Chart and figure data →
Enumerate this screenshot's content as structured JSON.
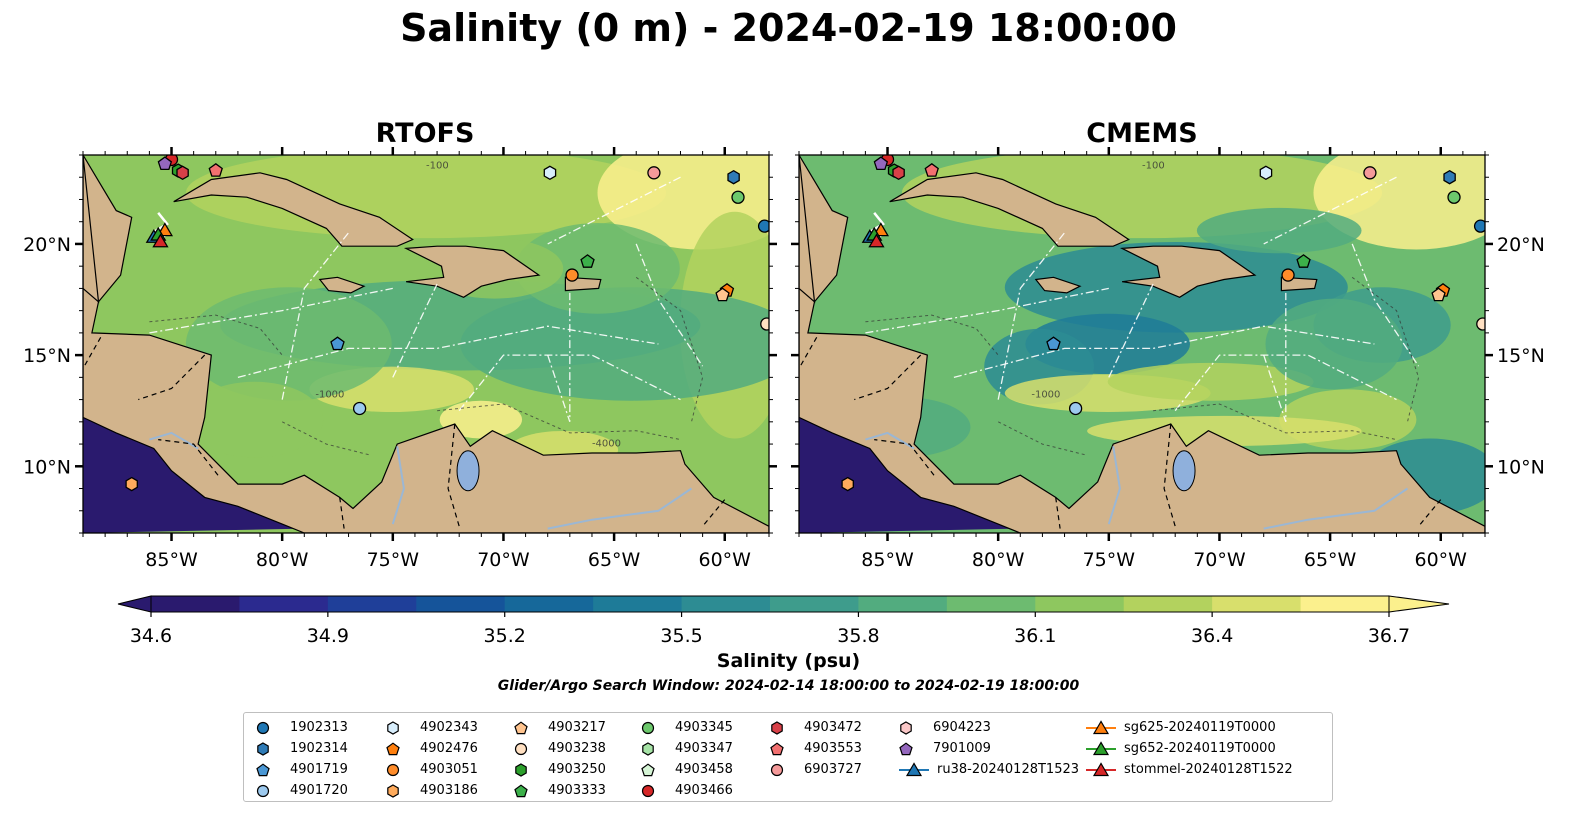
{
  "page": {
    "title": "Salinity (0 m) - 2024-02-19 18:00:00",
    "search_window": "Glider/Argo Search Window: 2024-02-14 18:00:00 to 2024-02-19 18:00:00"
  },
  "chart_data": [
    {
      "type": "heatmap",
      "title": "RTOFS",
      "field": "sea surface salinity at 0 m",
      "lon_range": [
        -89,
        -58
      ],
      "lat_range": [
        7,
        24
      ],
      "x_ticks": [
        "85°W",
        "80°W",
        "75°W",
        "70°W",
        "65°W",
        "60°W"
      ],
      "x_tick_values": [
        -85,
        -80,
        -75,
        -70,
        -65,
        -60
      ],
      "y_ticks": [
        "10°N",
        "15°N",
        "20°N"
      ],
      "y_tick_values": [
        10,
        15,
        20
      ],
      "y_tick_side": "left",
      "contour_labels": [
        "-100",
        "-1000",
        "-4000"
      ]
    },
    {
      "type": "heatmap",
      "title": "CMEMS",
      "field": "sea surface salinity at 0 m",
      "lon_range": [
        -89,
        -58
      ],
      "lat_range": [
        7,
        24
      ],
      "x_ticks": [
        "85°W",
        "80°W",
        "75°W",
        "70°W",
        "65°W",
        "60°W"
      ],
      "x_tick_values": [
        -85,
        -80,
        -75,
        -70,
        -65,
        -60
      ],
      "y_ticks": [
        "10°N",
        "15°N",
        "20°N"
      ],
      "y_tick_values": [
        10,
        15,
        20
      ],
      "y_tick_side": "right",
      "contour_labels": [
        "-100",
        "-1000"
      ]
    }
  ],
  "colorbar": {
    "label": "Salinity (psu)",
    "min": 34.6,
    "max": 36.7,
    "extend": "both",
    "ticks": [
      "34.6",
      "34.9",
      "35.2",
      "35.5",
      "35.8",
      "36.1",
      "36.4",
      "36.7"
    ],
    "colormap": "haline",
    "colors": [
      "#2a1a6e",
      "#2b2a8f",
      "#1f3f99",
      "#15549a",
      "#16689a",
      "#1e7b98",
      "#2d8c93",
      "#3e9c8c",
      "#52ac7f",
      "#6dbb70",
      "#8ec75f",
      "#b3d25e",
      "#d8df6c",
      "#fbf08d"
    ]
  },
  "map_colors": {
    "land": "#d2b48c",
    "lake": "#8fb0dc",
    "deep_pacific": "#2a1a6e"
  },
  "legend": {
    "columns": [
      [
        {
          "label": "1902313",
          "marker": "circle",
          "color": "#1f77b4"
        },
        {
          "label": "1902314",
          "marker": "hexagon",
          "color": "#2f7bb6"
        },
        {
          "label": "4901719",
          "marker": "pentagon",
          "color": "#4a97d4"
        },
        {
          "label": "4901720",
          "marker": "circle",
          "color": "#9cc9ee"
        }
      ],
      [
        {
          "label": "4902343",
          "marker": "hexagon",
          "color": "#d8eefc"
        },
        {
          "label": "4902476",
          "marker": "pentagon",
          "color": "#ff7f0e"
        },
        {
          "label": "4903051",
          "marker": "circle",
          "color": "#ff8c2a"
        },
        {
          "label": "4903186",
          "marker": "hexagon",
          "color": "#ffab5c"
        }
      ],
      [
        {
          "label": "4903217",
          "marker": "pentagon",
          "color": "#ffc48f"
        },
        {
          "label": "4903238",
          "marker": "circle",
          "color": "#ffe0c2"
        },
        {
          "label": "4903250",
          "marker": "hexagon",
          "color": "#2ca02c"
        },
        {
          "label": "4903333",
          "marker": "pentagon",
          "color": "#3cb04a"
        }
      ],
      [
        {
          "label": "4903345",
          "marker": "circle",
          "color": "#6cc86c"
        },
        {
          "label": "4903347",
          "marker": "hexagon",
          "color": "#a6e3a6"
        },
        {
          "label": "4903458",
          "marker": "pentagon",
          "color": "#d6f5d6"
        },
        {
          "label": "4903466",
          "marker": "circle",
          "color": "#d62728"
        }
      ],
      [
        {
          "label": "4903472",
          "marker": "hexagon",
          "color": "#d84048"
        },
        {
          "label": "4903553",
          "marker": "pentagon",
          "color": "#f27070"
        },
        {
          "label": "6903727",
          "marker": "circle",
          "color": "#f59a9a"
        }
      ],
      [
        {
          "label": "6904223",
          "marker": "hexagon",
          "color": "#fbc8c8"
        },
        {
          "label": "7901009",
          "marker": "pentagon",
          "color": "#9467bd"
        },
        {
          "label": "ru38-20240128T1523",
          "marker": "triangle-line",
          "color": "#1f77b4"
        }
      ],
      [
        {
          "label": "sg625-20240119T0000",
          "marker": "triangle-line",
          "color": "#ff7f0e"
        },
        {
          "label": "sg652-20240119T0000",
          "marker": "triangle-line",
          "color": "#2ca02c"
        },
        {
          "label": "stommel-20240128T1522",
          "marker": "triangle-line",
          "color": "#d62728"
        }
      ]
    ]
  },
  "platforms": [
    {
      "id": "1902313",
      "lon": -58.2,
      "lat": 20.8
    },
    {
      "id": "1902314",
      "lon": -59.6,
      "lat": 23.0
    },
    {
      "id": "4901719",
      "lon": -77.5,
      "lat": 15.5
    },
    {
      "id": "4901720",
      "lon": -76.5,
      "lat": 12.6
    },
    {
      "id": "4902343",
      "lon": -67.9,
      "lat": 23.2
    },
    {
      "id": "4902476",
      "lon": -59.9,
      "lat": 17.9
    },
    {
      "id": "4903051",
      "lon": -66.9,
      "lat": 18.6
    },
    {
      "id": "4903186",
      "lon": -86.8,
      "lat": 9.2
    },
    {
      "id": "4903217",
      "lon": -60.1,
      "lat": 17.7
    },
    {
      "id": "4903238",
      "lon": -58.1,
      "lat": 16.4
    },
    {
      "id": "4903250",
      "lon": -84.7,
      "lat": 23.3
    },
    {
      "id": "4903333",
      "lon": -66.2,
      "lat": 19.2
    },
    {
      "id": "4903345",
      "lon": -59.4,
      "lat": 22.1
    },
    {
      "id": "4903466",
      "lon": -85.0,
      "lat": 23.8
    },
    {
      "id": "4903472",
      "lon": -84.5,
      "lat": 23.2
    },
    {
      "id": "4903553",
      "lon": -83.0,
      "lat": 23.3
    },
    {
      "id": "6903727",
      "lon": -63.2,
      "lat": 23.2
    },
    {
      "id": "7901009",
      "lon": -85.3,
      "lat": 23.6
    }
  ],
  "glider_tracks": [
    {
      "id": "ru38-20240128T1523",
      "lon": -85.8,
      "lat": 20.3
    },
    {
      "id": "sg625-20240119T0000",
      "lon": -85.3,
      "lat": 20.6
    },
    {
      "id": "sg652-20240119T0000",
      "lon": -85.6,
      "lat": 20.4
    },
    {
      "id": "stommel-20240128T1522",
      "lon": -85.5,
      "lat": 20.1
    }
  ]
}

The problem → Every entry must be written out exactly, with all pictures left out.

Result for this task →
Enumerate this screenshot's content as structured JSON.
{
  "page": {
    "title": "Salinity (0 m) - 2024-02-19 18:00:00",
    "search_window": "Glider/Argo Search Window: 2024-02-14 18:00:00 to 2024-02-19 18:00:00"
  },
  "chart_data": [
    {
      "type": "heatmap",
      "title": "RTOFS",
      "field": "sea surface salinity at 0 m",
      "lon_range": [
        -89,
        -58
      ],
      "lat_range": [
        7,
        24
      ],
      "x_ticks": [
        "85°W",
        "80°W",
        "75°W",
        "70°W",
        "65°W",
        "60°W"
      ],
      "x_tick_values": [
        -85,
        -80,
        -75,
        -70,
        -65,
        -60
      ],
      "y_ticks": [
        "10°N",
        "15°N",
        "20°N"
      ],
      "y_tick_values": [
        10,
        15,
        20
      ],
      "y_tick_side": "left",
      "contour_labels": [
        "-100",
        "-1000",
        "-4000"
      ]
    },
    {
      "type": "heatmap",
      "title": "CMEMS",
      "field": "sea surface salinity at 0 m",
      "lon_range": [
        -89,
        -58
      ],
      "lat_range": [
        7,
        24
      ],
      "x_ticks": [
        "85°W",
        "80°W",
        "75°W",
        "70°W",
        "65°W",
        "60°W"
      ],
      "x_tick_values": [
        -85,
        -80,
        -75,
        -70,
        -65,
        -60
      ],
      "y_ticks": [
        "10°N",
        "15°N",
        "20°N"
      ],
      "y_tick_values": [
        10,
        15,
        20
      ],
      "y_tick_side": "right",
      "contour_labels": [
        "-100",
        "-1000"
      ]
    }
  ],
  "colorbar": {
    "label": "Salinity (psu)",
    "min": 34.6,
    "max": 36.7,
    "extend": "both",
    "ticks": [
      "34.6",
      "34.9",
      "35.2",
      "35.5",
      "35.8",
      "36.1",
      "36.4",
      "36.7"
    ],
    "colormap": "haline",
    "colors": [
      "#2a1a6e",
      "#2b2a8f",
      "#1f3f99",
      "#15549a",
      "#16689a",
      "#1e7b98",
      "#2d8c93",
      "#3e9c8c",
      "#52ac7f",
      "#6dbb70",
      "#8ec75f",
      "#b3d25e",
      "#d8df6c",
      "#fbf08d"
    ]
  },
  "map_colors": {
    "land": "#d2b48c",
    "lake": "#8fb0dc",
    "deep_pacific": "#2a1a6e"
  },
  "legend": {
    "columns": [
      [
        {
          "label": "1902313",
          "marker": "circle",
          "color": "#1f77b4"
        },
        {
          "label": "1902314",
          "marker": "hexagon",
          "color": "#2f7bb6"
        },
        {
          "label": "4901719",
          "marker": "pentagon",
          "color": "#4a97d4"
        },
        {
          "label": "4901720",
          "marker": "circle",
          "color": "#9cc9ee"
        }
      ],
      [
        {
          "label": "4902343",
          "marker": "hexagon",
          "color": "#d8eefc"
        },
        {
          "label": "4902476",
          "marker": "pentagon",
          "color": "#ff7f0e"
        },
        {
          "label": "4903051",
          "marker": "circle",
          "color": "#ff8c2a"
        },
        {
          "label": "4903186",
          "marker": "hexagon",
          "color": "#ffab5c"
        }
      ],
      [
        {
          "label": "4903217",
          "marker": "pentagon",
          "color": "#ffc48f"
        },
        {
          "label": "4903238",
          "marker": "circle",
          "color": "#ffe0c2"
        },
        {
          "label": "4903250",
          "marker": "hexagon",
          "color": "#2ca02c"
        },
        {
          "label": "4903333",
          "marker": "pentagon",
          "color": "#3cb04a"
        }
      ],
      [
        {
          "label": "4903345",
          "marker": "circle",
          "color": "#6cc86c"
        },
        {
          "label": "4903347",
          "marker": "hexagon",
          "color": "#a6e3a6"
        },
        {
          "label": "4903458",
          "marker": "pentagon",
          "color": "#d6f5d6"
        },
        {
          "label": "4903466",
          "marker": "circle",
          "color": "#d62728"
        }
      ],
      [
        {
          "label": "4903472",
          "marker": "hexagon",
          "color": "#d84048"
        },
        {
          "label": "4903553",
          "marker": "pentagon",
          "color": "#f27070"
        },
        {
          "label": "6903727",
          "marker": "circle",
          "color": "#f59a9a"
        }
      ],
      [
        {
          "label": "6904223",
          "marker": "hexagon",
          "color": "#fbc8c8"
        },
        {
          "label": "7901009",
          "marker": "pentagon",
          "color": "#9467bd"
        },
        {
          "label": "ru38-20240128T1523",
          "marker": "triangle-line",
          "color": "#1f77b4"
        }
      ],
      [
        {
          "label": "sg625-20240119T0000",
          "marker": "triangle-line",
          "color": "#ff7f0e"
        },
        {
          "label": "sg652-20240119T0000",
          "marker": "triangle-line",
          "color": "#2ca02c"
        },
        {
          "label": "stommel-20240128T1522",
          "marker": "triangle-line",
          "color": "#d62728"
        }
      ]
    ]
  },
  "platforms": [
    {
      "id": "1902313",
      "lon": -58.2,
      "lat": 20.8
    },
    {
      "id": "1902314",
      "lon": -59.6,
      "lat": 23.0
    },
    {
      "id": "4901719",
      "lon": -77.5,
      "lat": 15.5
    },
    {
      "id": "4901720",
      "lon": -76.5,
      "lat": 12.6
    },
    {
      "id": "4902343",
      "lon": -67.9,
      "lat": 23.2
    },
    {
      "id": "4902476",
      "lon": -59.9,
      "lat": 17.9
    },
    {
      "id": "4903051",
      "lon": -66.9,
      "lat": 18.6
    },
    {
      "id": "4903186",
      "lon": -86.8,
      "lat": 9.2
    },
    {
      "id": "4903217",
      "lon": -60.1,
      "lat": 17.7
    },
    {
      "id": "4903238",
      "lon": -58.1,
      "lat": 16.4
    },
    {
      "id": "4903250",
      "lon": -84.7,
      "lat": 23.3
    },
    {
      "id": "4903333",
      "lon": -66.2,
      "lat": 19.2
    },
    {
      "id": "4903345",
      "lon": -59.4,
      "lat": 22.1
    },
    {
      "id": "4903466",
      "lon": -85.0,
      "lat": 23.8
    },
    {
      "id": "4903472",
      "lon": -84.5,
      "lat": 23.2
    },
    {
      "id": "4903553",
      "lon": -83.0,
      "lat": 23.3
    },
    {
      "id": "6903727",
      "lon": -63.2,
      "lat": 23.2
    },
    {
      "id": "7901009",
      "lon": -85.3,
      "lat": 23.6
    }
  ],
  "glider_tracks": [
    {
      "id": "ru38-20240128T1523",
      "lon": -85.8,
      "lat": 20.3
    },
    {
      "id": "sg625-20240119T0000",
      "lon": -85.3,
      "lat": 20.6
    },
    {
      "id": "sg652-20240119T0000",
      "lon": -85.6,
      "lat": 20.4
    },
    {
      "id": "stommel-20240128T1522",
      "lon": -85.5,
      "lat": 20.1
    }
  ]
}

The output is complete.